::: Records to use

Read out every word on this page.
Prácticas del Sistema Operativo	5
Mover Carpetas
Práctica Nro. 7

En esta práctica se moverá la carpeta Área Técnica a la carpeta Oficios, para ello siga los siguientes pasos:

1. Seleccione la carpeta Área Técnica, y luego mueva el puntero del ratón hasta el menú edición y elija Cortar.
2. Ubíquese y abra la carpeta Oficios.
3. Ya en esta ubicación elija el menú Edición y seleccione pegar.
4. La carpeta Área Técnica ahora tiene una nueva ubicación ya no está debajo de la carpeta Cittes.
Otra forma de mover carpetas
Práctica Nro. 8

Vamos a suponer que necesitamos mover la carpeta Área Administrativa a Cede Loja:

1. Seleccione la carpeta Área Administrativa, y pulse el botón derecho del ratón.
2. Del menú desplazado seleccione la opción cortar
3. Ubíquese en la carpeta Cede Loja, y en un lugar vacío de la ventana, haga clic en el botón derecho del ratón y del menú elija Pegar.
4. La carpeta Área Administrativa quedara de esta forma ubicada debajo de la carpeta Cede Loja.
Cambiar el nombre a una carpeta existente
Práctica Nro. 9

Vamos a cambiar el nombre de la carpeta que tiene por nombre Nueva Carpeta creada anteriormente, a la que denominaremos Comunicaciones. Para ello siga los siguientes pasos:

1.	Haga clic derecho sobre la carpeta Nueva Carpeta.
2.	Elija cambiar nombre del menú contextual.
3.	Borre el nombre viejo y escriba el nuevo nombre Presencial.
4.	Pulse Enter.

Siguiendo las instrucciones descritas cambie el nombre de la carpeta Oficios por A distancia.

::::::

Given instruction - Using the listing above, show every line that includes the string "ello".

Answer to this problem -
En esta práctica se moverá la carpeta Área Técnica a la carpeta Oficios, para ello siga los siguientes pasos:
Vamos a cambiar el nombre de la carpeta que tiene por nombre Nueva Carpeta creada anteriormente, a la que denominaremos Comunicaciones. Para ello siga los siguientes pasos:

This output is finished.